Examine the material below. Gather every line in which the string "image" appears.

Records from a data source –
──────

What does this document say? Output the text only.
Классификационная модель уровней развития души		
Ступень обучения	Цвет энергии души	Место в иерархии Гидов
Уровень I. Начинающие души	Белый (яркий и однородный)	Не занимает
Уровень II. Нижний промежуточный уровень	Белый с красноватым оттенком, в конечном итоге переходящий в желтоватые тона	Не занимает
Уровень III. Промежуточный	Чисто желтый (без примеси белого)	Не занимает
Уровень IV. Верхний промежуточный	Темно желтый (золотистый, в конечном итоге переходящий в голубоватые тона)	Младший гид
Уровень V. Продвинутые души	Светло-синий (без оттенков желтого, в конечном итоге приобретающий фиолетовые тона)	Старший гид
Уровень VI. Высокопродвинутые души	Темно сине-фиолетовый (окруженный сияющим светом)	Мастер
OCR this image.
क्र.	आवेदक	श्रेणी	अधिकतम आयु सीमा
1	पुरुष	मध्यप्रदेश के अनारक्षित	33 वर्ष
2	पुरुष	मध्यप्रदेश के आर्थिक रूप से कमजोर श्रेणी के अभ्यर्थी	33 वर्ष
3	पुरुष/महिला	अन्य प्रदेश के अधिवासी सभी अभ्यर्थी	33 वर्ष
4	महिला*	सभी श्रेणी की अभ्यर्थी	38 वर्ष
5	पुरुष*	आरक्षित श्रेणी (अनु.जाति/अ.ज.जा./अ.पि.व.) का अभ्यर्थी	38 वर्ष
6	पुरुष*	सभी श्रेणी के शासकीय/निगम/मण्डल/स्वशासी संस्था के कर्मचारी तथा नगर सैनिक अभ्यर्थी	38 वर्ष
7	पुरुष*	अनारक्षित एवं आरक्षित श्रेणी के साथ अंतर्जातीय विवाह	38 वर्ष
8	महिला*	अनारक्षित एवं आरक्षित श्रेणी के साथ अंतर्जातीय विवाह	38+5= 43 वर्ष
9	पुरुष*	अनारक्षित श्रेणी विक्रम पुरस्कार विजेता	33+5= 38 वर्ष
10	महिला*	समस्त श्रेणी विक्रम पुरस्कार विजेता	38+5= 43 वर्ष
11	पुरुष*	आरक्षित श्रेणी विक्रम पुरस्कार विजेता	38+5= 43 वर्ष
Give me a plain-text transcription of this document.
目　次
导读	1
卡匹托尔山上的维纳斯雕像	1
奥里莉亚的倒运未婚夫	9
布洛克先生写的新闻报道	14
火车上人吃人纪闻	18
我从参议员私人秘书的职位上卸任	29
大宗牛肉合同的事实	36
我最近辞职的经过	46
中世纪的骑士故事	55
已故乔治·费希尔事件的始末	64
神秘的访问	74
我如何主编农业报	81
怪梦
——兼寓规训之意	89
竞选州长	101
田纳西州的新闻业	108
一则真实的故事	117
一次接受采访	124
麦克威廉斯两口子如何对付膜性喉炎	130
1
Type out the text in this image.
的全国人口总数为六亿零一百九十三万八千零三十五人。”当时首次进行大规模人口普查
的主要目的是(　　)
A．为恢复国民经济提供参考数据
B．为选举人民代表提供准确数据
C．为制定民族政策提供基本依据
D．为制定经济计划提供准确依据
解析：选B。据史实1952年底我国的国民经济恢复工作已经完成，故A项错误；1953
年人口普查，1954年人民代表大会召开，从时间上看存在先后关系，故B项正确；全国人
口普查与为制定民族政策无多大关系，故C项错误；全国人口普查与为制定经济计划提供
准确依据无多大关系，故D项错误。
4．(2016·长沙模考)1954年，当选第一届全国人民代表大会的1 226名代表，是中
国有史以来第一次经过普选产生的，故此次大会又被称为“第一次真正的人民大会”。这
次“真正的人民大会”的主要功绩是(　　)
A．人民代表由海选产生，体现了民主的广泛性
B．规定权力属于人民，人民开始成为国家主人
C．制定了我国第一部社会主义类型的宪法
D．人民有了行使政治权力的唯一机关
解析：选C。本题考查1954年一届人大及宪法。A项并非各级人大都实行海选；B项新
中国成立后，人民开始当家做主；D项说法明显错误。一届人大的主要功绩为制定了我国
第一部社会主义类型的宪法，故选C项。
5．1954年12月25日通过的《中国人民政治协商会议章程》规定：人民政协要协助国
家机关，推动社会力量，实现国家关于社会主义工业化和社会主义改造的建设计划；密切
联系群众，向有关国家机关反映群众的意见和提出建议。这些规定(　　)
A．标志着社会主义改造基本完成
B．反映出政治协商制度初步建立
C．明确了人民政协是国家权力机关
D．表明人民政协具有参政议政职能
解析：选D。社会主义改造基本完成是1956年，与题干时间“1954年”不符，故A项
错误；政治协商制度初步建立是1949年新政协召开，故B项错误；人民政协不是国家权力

──────

RESULT OF THIS TASK –
OCR this image.
Type out the text in this image.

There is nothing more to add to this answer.